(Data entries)
......

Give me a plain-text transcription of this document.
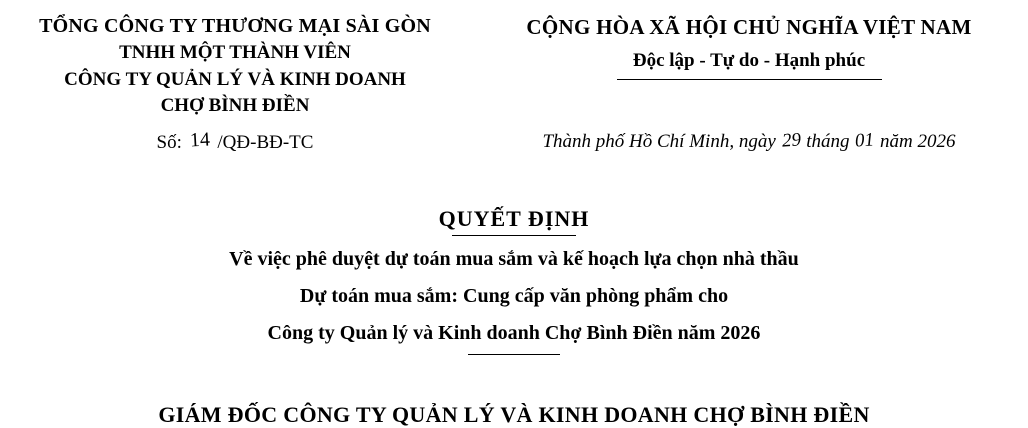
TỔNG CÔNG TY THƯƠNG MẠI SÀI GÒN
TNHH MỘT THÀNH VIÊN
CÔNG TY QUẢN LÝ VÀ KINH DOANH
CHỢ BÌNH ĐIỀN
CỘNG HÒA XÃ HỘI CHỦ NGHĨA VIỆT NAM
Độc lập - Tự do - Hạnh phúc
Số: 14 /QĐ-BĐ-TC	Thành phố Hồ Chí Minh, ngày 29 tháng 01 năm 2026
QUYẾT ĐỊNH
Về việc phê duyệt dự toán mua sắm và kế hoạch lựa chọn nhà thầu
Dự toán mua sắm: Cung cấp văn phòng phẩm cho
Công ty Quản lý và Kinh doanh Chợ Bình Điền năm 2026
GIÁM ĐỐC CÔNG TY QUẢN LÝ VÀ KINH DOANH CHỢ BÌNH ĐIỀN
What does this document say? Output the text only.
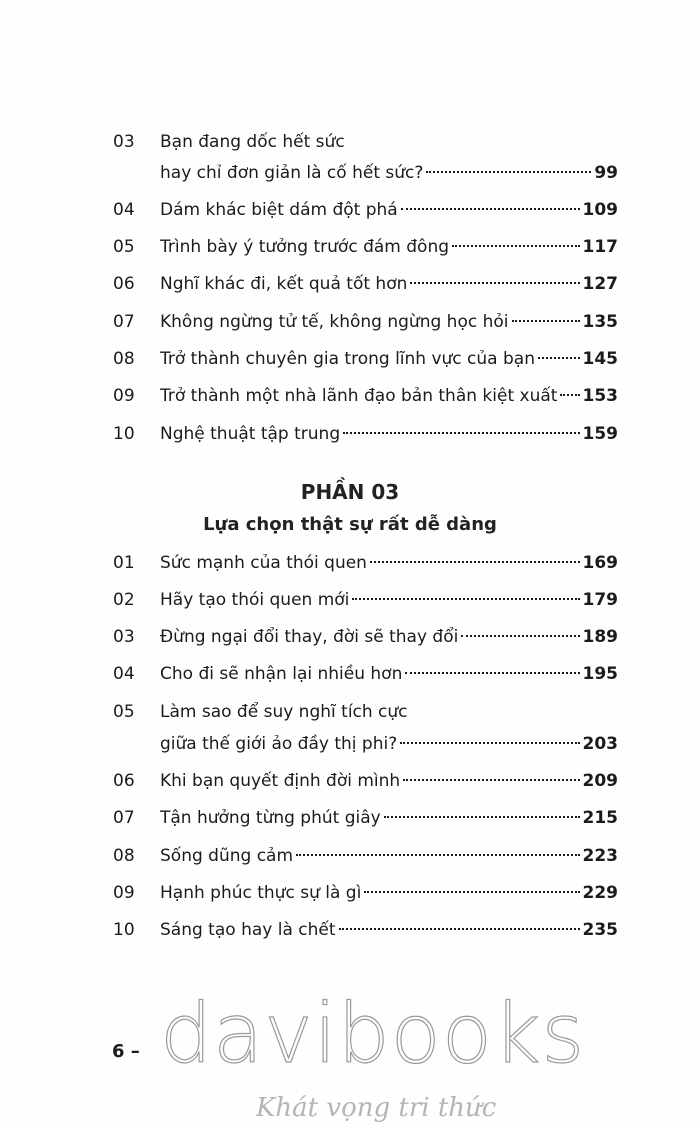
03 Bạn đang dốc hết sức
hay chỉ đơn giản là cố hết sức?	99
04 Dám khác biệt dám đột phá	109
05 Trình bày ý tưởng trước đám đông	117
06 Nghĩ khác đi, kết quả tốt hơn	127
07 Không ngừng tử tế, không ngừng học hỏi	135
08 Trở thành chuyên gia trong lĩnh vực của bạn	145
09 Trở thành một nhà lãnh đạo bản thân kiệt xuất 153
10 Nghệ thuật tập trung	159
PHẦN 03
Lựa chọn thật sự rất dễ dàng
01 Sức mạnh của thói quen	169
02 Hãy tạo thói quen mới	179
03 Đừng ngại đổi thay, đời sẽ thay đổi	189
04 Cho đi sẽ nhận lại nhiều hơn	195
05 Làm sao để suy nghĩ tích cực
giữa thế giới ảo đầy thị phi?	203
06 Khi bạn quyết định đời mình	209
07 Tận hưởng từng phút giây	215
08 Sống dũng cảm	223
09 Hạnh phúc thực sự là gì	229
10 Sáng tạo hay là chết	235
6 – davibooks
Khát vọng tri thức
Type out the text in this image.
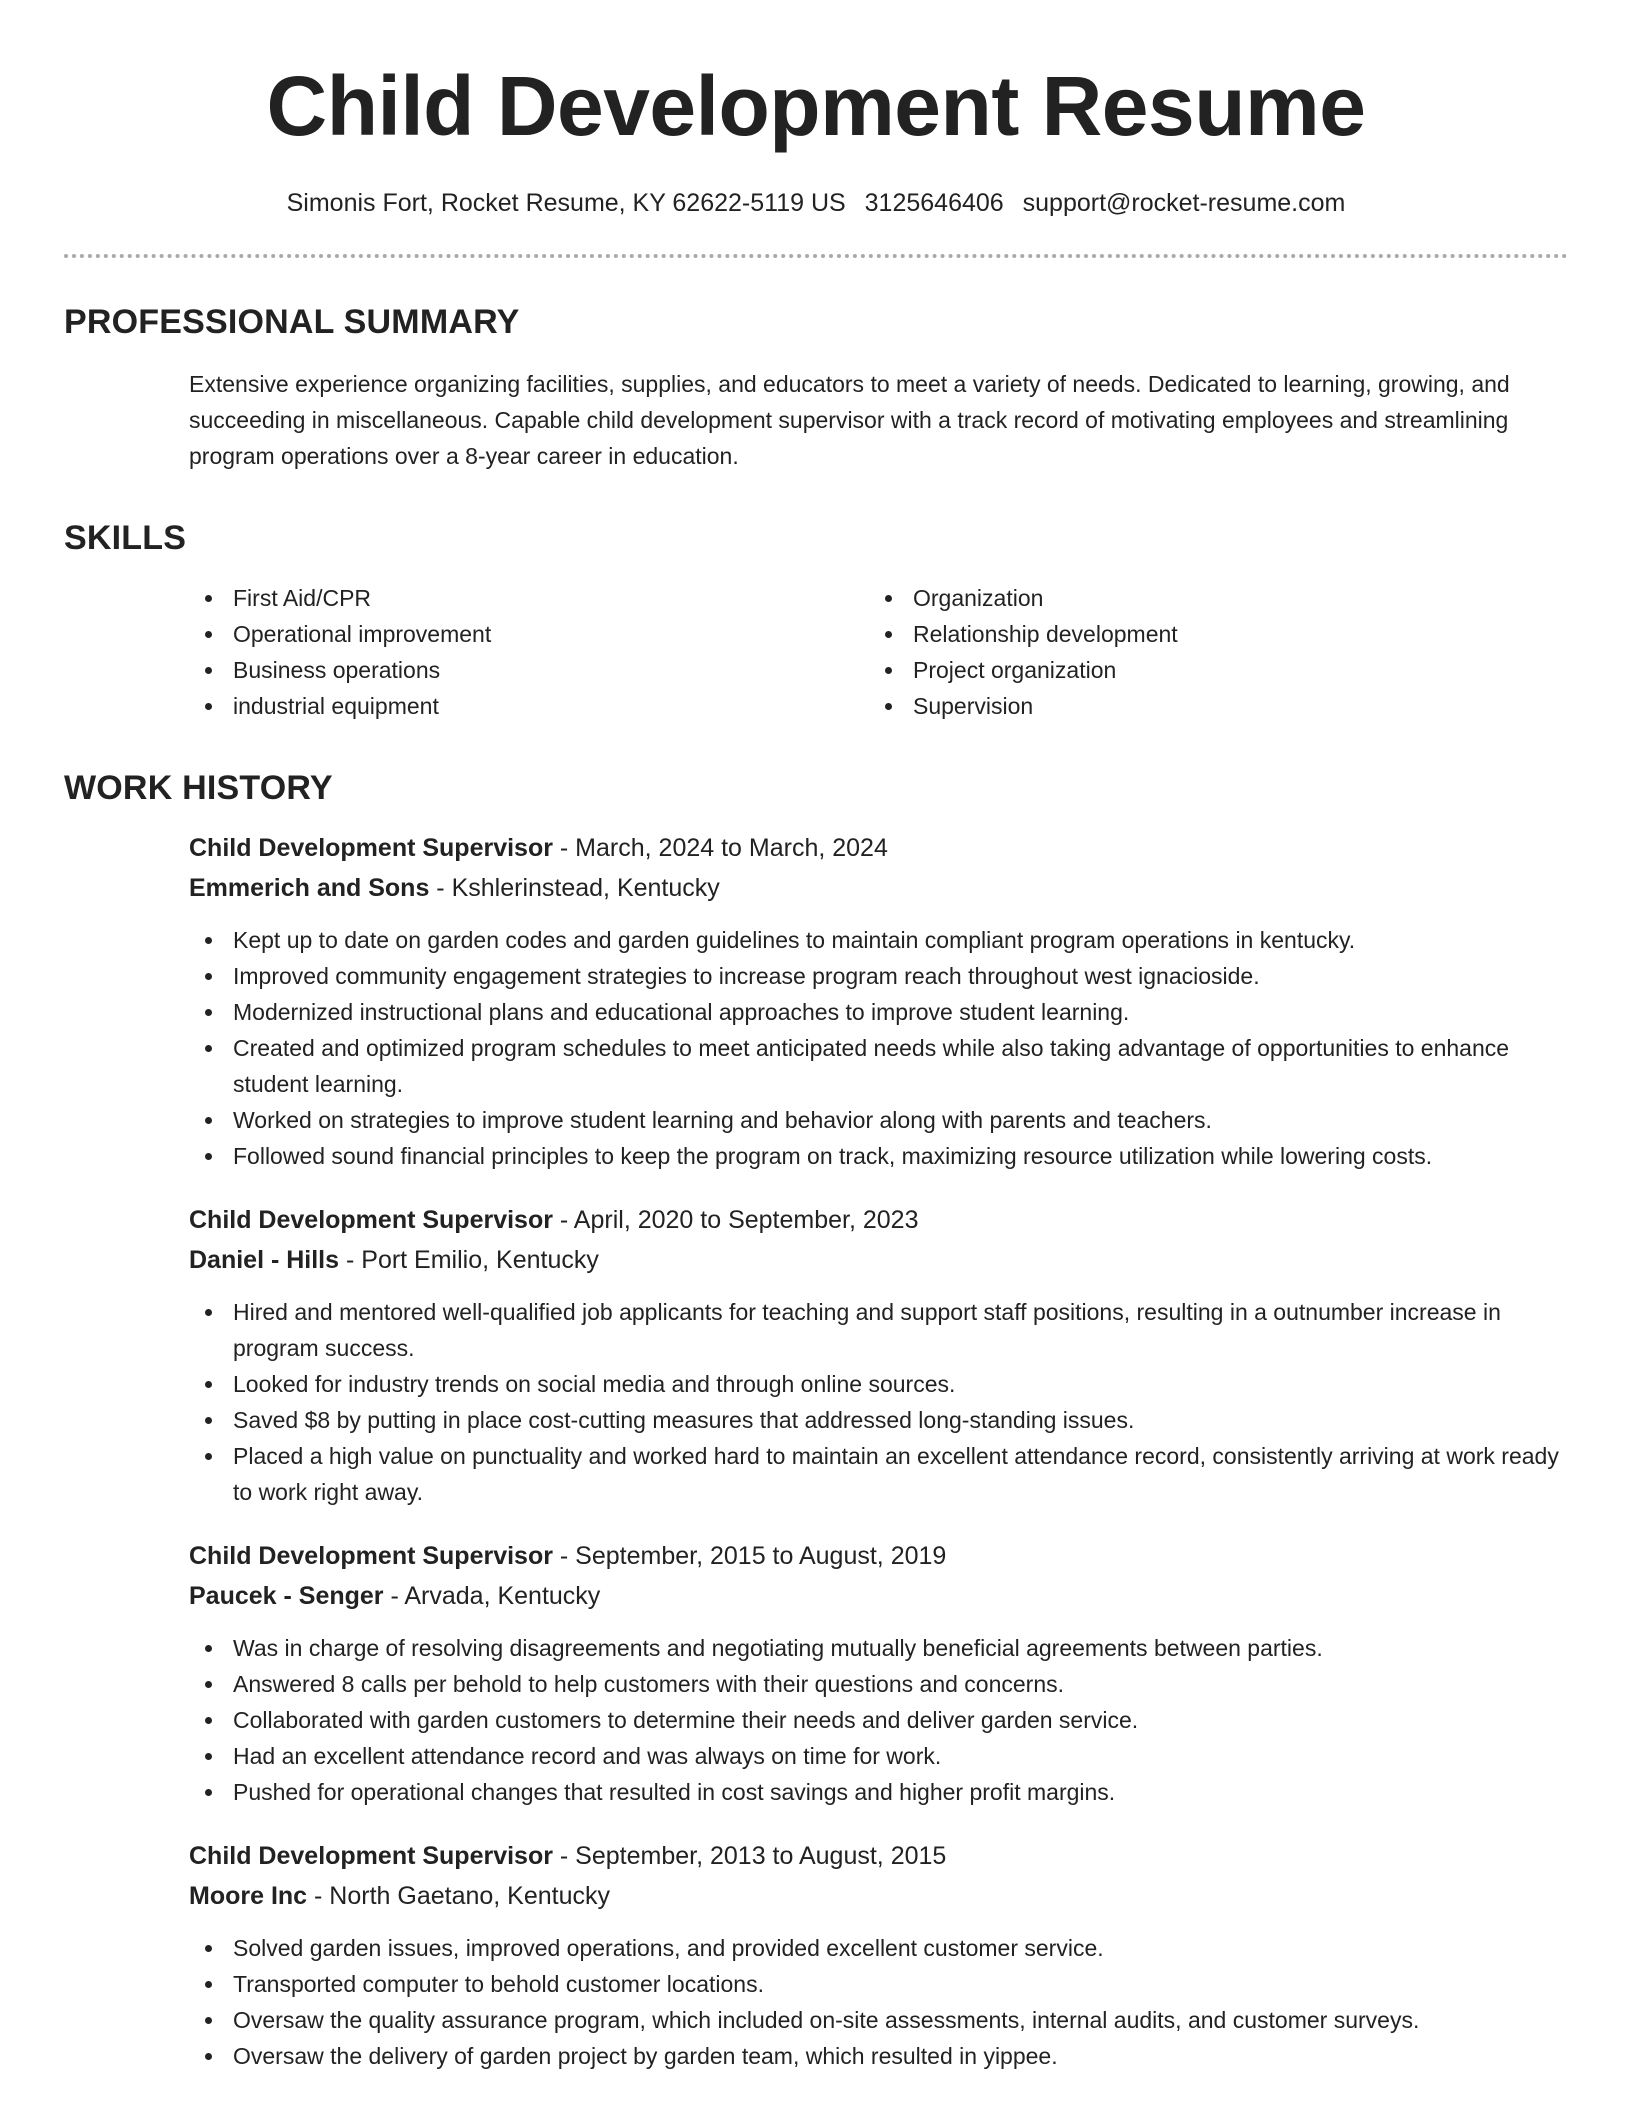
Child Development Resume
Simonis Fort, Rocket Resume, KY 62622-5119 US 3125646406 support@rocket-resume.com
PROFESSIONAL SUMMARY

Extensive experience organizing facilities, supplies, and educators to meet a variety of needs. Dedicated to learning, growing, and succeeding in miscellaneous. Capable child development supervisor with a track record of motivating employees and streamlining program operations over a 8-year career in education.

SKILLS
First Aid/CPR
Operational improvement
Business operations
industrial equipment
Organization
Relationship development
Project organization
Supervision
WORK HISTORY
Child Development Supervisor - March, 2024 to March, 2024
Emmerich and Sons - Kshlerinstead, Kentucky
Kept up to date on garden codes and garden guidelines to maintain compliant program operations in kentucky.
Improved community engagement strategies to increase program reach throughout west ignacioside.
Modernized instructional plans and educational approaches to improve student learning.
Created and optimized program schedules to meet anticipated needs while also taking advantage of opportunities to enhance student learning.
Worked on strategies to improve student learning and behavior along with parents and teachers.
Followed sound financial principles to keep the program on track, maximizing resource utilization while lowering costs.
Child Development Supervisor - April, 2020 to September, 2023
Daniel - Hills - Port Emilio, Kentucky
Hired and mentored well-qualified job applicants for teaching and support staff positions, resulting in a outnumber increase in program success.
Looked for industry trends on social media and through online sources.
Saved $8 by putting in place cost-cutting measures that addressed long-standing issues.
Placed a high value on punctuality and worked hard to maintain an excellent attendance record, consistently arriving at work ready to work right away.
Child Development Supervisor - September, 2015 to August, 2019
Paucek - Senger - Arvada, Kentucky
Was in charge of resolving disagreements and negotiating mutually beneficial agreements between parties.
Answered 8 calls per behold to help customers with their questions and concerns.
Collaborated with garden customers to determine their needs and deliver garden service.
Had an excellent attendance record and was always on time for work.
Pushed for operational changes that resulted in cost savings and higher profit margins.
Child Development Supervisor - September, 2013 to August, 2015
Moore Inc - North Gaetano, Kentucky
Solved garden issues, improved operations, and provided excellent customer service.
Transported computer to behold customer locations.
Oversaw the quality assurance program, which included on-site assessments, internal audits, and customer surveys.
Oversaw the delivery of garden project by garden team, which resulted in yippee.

......

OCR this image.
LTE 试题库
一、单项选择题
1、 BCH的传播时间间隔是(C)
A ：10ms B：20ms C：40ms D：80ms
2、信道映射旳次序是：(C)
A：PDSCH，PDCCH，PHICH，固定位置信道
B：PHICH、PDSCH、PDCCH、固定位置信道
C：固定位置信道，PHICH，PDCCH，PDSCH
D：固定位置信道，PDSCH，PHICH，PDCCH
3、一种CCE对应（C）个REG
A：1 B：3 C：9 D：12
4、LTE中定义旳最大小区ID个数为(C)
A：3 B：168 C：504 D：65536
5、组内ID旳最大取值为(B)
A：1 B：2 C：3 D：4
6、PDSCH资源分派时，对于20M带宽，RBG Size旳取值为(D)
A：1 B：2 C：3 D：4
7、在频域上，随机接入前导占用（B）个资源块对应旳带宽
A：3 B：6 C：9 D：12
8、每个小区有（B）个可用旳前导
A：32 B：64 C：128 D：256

......

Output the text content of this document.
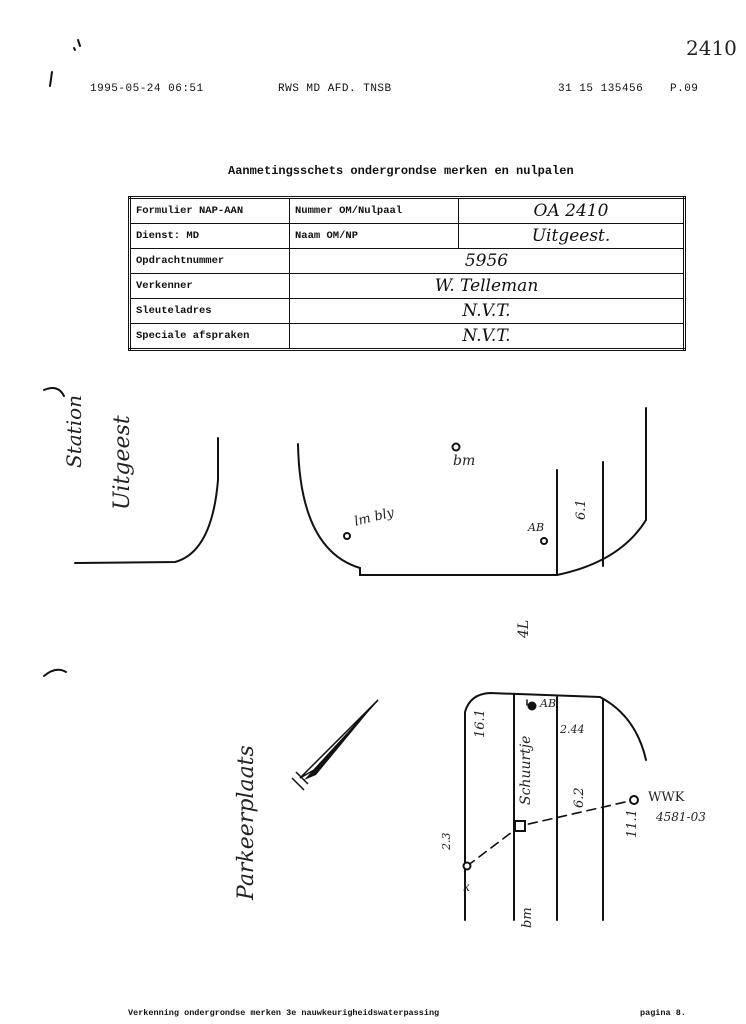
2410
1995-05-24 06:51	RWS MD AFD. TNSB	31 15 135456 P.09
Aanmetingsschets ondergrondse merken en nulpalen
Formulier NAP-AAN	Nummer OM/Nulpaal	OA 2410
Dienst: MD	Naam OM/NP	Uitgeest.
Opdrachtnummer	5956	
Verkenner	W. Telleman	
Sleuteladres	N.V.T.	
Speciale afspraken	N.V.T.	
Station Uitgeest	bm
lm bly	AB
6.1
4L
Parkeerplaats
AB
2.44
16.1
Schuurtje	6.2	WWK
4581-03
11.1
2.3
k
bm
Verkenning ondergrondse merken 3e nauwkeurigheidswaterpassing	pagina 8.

......

*REQUIREMENT*
Take every line from the data that contains the word "their".

*EXERCISE ANSWER*
Answered 8 calls per behold to help customers with their questions and concerns.
Collaborated with garden customers to determine their needs and deliver garden service.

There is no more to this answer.